Each entry below should be echoed exactly, with pictures omitted.

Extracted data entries
_____
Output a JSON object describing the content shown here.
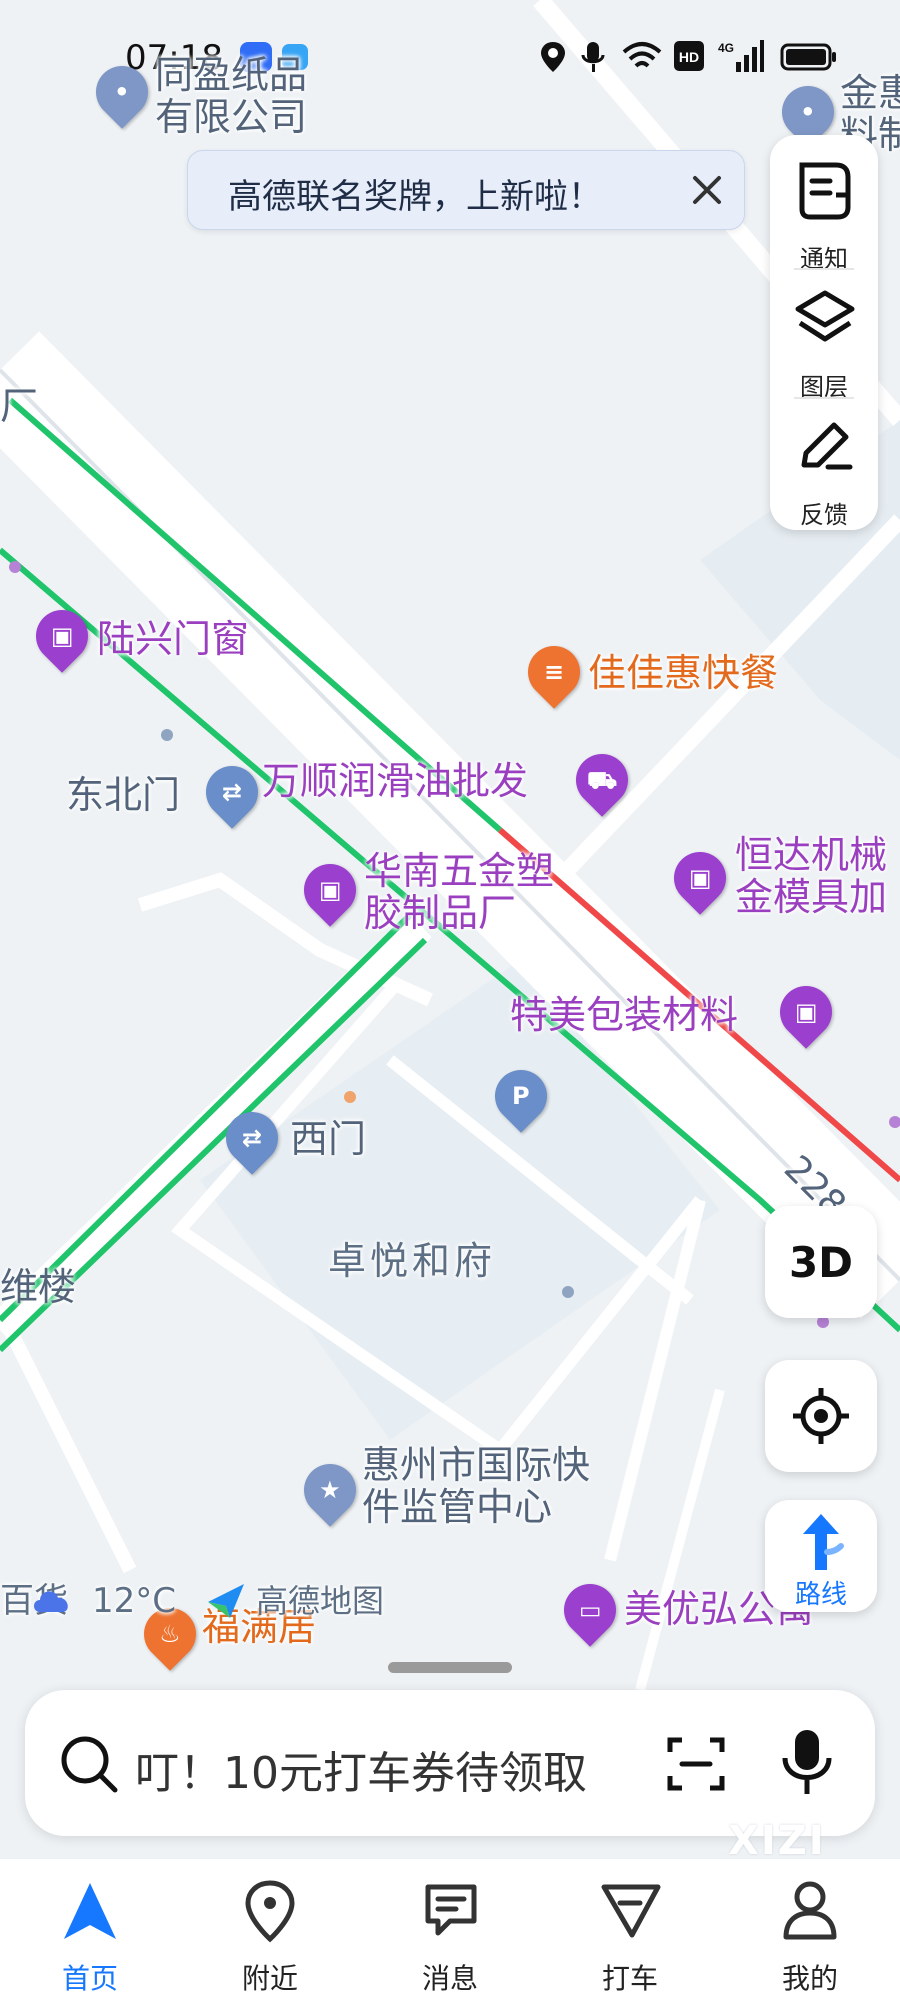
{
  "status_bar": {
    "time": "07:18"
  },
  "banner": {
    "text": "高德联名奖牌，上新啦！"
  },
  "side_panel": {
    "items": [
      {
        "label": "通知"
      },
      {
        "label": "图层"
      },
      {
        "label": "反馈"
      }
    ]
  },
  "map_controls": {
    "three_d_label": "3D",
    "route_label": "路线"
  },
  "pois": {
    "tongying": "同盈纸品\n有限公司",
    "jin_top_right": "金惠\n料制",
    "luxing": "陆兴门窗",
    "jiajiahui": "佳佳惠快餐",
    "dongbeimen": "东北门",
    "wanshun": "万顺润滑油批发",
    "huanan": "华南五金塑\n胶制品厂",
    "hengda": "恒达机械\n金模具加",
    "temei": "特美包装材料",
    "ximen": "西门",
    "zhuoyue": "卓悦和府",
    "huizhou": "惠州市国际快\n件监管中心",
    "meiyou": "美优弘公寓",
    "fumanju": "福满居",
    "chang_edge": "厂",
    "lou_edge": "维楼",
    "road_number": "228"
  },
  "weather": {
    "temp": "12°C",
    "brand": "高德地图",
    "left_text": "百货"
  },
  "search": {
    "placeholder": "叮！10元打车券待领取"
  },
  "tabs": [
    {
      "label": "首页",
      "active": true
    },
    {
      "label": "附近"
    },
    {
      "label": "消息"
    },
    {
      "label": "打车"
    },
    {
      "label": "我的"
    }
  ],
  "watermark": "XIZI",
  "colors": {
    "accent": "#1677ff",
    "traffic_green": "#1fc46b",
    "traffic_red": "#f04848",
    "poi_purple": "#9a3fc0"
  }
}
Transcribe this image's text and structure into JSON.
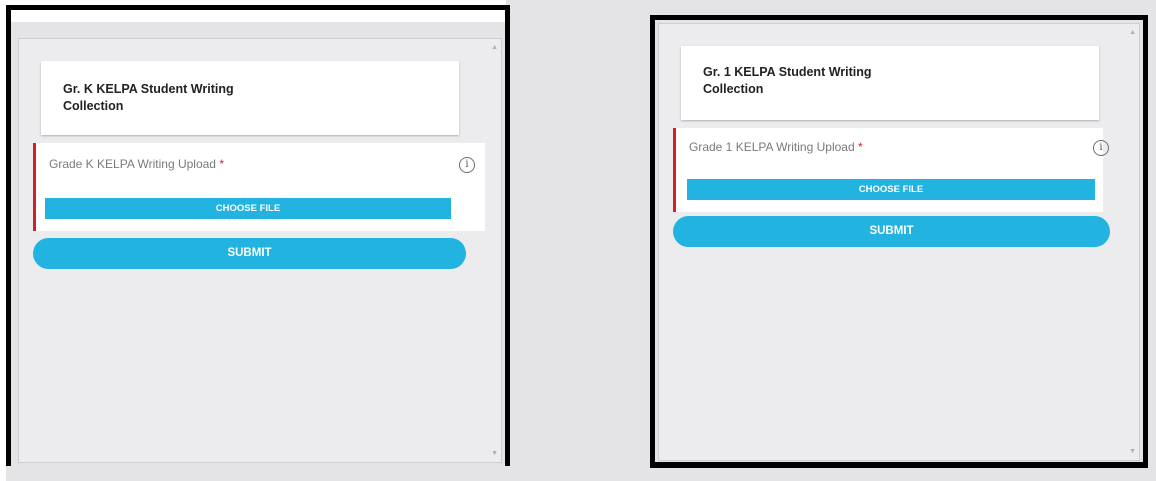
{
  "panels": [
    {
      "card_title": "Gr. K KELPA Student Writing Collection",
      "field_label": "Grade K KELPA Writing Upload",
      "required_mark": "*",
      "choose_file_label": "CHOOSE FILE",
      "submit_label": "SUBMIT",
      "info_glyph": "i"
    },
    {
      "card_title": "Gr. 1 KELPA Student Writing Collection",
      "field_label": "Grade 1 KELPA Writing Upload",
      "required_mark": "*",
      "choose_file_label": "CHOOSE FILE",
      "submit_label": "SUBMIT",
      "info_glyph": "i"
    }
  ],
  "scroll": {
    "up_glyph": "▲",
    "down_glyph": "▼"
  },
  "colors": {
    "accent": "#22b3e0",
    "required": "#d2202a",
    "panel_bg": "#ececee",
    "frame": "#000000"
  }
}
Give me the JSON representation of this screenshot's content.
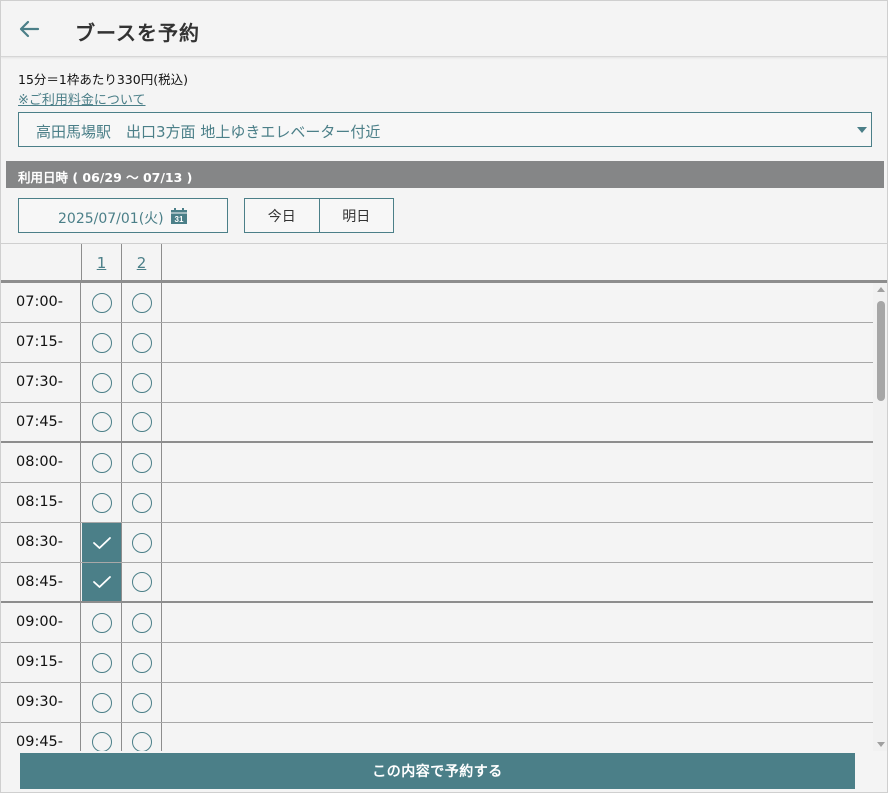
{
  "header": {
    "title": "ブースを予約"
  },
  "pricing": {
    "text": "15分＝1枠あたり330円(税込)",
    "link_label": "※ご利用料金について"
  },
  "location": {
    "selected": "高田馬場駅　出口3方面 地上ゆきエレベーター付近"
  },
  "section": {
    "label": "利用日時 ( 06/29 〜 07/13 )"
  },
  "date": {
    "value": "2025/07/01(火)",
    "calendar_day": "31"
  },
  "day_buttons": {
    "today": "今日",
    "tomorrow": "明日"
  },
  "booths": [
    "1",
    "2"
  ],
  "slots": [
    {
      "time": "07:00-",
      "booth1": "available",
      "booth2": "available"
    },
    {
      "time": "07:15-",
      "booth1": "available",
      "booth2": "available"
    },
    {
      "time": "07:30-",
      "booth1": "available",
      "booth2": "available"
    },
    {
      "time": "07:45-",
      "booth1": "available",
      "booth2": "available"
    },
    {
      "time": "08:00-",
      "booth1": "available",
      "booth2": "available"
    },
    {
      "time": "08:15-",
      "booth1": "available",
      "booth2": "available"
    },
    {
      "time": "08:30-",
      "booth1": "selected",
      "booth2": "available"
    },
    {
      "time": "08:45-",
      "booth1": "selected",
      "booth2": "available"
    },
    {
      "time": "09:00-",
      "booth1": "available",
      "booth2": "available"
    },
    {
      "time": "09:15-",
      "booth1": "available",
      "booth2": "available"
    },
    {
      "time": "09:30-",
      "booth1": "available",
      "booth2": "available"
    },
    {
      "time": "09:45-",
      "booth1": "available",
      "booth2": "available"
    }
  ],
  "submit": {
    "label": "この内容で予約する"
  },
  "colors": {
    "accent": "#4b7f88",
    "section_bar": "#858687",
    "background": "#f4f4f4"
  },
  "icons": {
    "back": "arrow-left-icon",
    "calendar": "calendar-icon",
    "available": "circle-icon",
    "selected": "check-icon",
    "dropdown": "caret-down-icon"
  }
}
_____
* **Exercise response**:
Output a JSON object describing the content shown here.
{
  "status_bar": {
    "time": "07:18"
  },
  "banner": {
    "text": "高德联名奖牌，上新啦！"
  },
  "side_panel": {
    "items": [
      {
        "label": "通知"
      },
      {
        "label": "图层"
      },
      {
        "label": "反馈"
      }
    ]
  },
  "map_controls": {
    "three_d_label": "3D",
    "route_label": "路线"
  },
  "pois": {
    "tongying": "同盈纸品\n有限公司",
    "jin_top_right": "金惠\n料制",
    "luxing": "陆兴门窗",
    "jiajiahui": "佳佳惠快餐",
    "dongbeimen": "东北门",
    "wanshun": "万顺润滑油批发",
    "huanan": "华南五金塑\n胶制品厂",
    "hengda": "恒达机械\n金模具加",
    "temei": "特美包装材料",
    "ximen": "西门",
    "zhuoyue": "卓悦和府",
    "huizhou": "惠州市国际快\n件监管中心",
    "meiyou": "美优弘公寓",
    "fumanju": "福满居",
    "chang_edge": "厂",
    "lou_edge": "维楼",
    "road_number": "228"
  },
  "weather": {
    "temp": "12°C",
    "brand": "高德地图",
    "left_text": "百货"
  },
  "search": {
    "placeholder": "叮！10元打车券待领取"
  },
  "tabs": [
    {
      "label": "首页",
      "active": true
    },
    {
      "label": "附近"
    },
    {
      "label": "消息"
    },
    {
      "label": "打车"
    },
    {
      "label": "我的"
    }
  ],
  "watermark": "XIZI",
  "colors": {
    "accent": "#1677ff",
    "traffic_green": "#1fc46b",
    "traffic_red": "#f04848",
    "poi_purple": "#9a3fc0"
  }
}
Transcribe this image's text and structure into JSON.
{
  "panels": [
    {
      "card_title": "Gr. K KELPA Student Writing Collection",
      "field_label": "Grade K KELPA Writing Upload",
      "required_mark": "*",
      "choose_file_label": "CHOOSE FILE",
      "submit_label": "SUBMIT",
      "info_glyph": "i"
    },
    {
      "card_title": "Gr. 1 KELPA Student Writing Collection",
      "field_label": "Grade 1 KELPA Writing Upload",
      "required_mark": "*",
      "choose_file_label": "CHOOSE FILE",
      "submit_label": "SUBMIT",
      "info_glyph": "i"
    }
  ],
  "scroll": {
    "up_glyph": "▲",
    "down_glyph": "▼"
  },
  "colors": {
    "accent": "#22b3e0",
    "required": "#d2202a",
    "panel_bg": "#ececee",
    "frame": "#000000"
  }
}
Give me the JSON representation of this screenshot's content.
{
  "header": {
    "title": "ブースを予約"
  },
  "pricing": {
    "text": "15分＝1枠あたり330円(税込)",
    "link_label": "※ご利用料金について"
  },
  "location": {
    "selected": "高田馬場駅　出口3方面 地上ゆきエレベーター付近"
  },
  "section": {
    "label": "利用日時 ( 06/29 〜 07/13 )"
  },
  "date": {
    "value": "2025/07/01(火)",
    "calendar_day": "31"
  },
  "day_buttons": {
    "today": "今日",
    "tomorrow": "明日"
  },
  "booths": [
    "1",
    "2"
  ],
  "slots": [
    {
      "time": "07:00-",
      "booth1": "available",
      "booth2": "available"
    },
    {
      "time": "07:15-",
      "booth1": "available",
      "booth2": "available"
    },
    {
      "time": "07:30-",
      "booth1": "available",
      "booth2": "available"
    },
    {
      "time": "07:45-",
      "booth1": "available",
      "booth2": "available"
    },
    {
      "time": "08:00-",
      "booth1": "available",
      "booth2": "available"
    },
    {
      "time": "08:15-",
      "booth1": "available",
      "booth2": "available"
    },
    {
      "time": "08:30-",
      "booth1": "selected",
      "booth2": "available"
    },
    {
      "time": "08:45-",
      "booth1": "selected",
      "booth2": "available"
    },
    {
      "time": "09:00-",
      "booth1": "available",
      "booth2": "available"
    },
    {
      "time": "09:15-",
      "booth1": "available",
      "booth2": "available"
    },
    {
      "time": "09:30-",
      "booth1": "available",
      "booth2": "available"
    },
    {
      "time": "09:45-",
      "booth1": "available",
      "booth2": "available"
    }
  ],
  "submit": {
    "label": "この内容で予約する"
  },
  "colors": {
    "accent": "#4b7f88",
    "section_bar": "#858687",
    "background": "#f4f4f4"
  },
  "icons": {
    "back": "arrow-left-icon",
    "calendar": "calendar-icon",
    "available": "circle-icon",
    "selected": "check-icon",
    "dropdown": "caret-down-icon"
  }
}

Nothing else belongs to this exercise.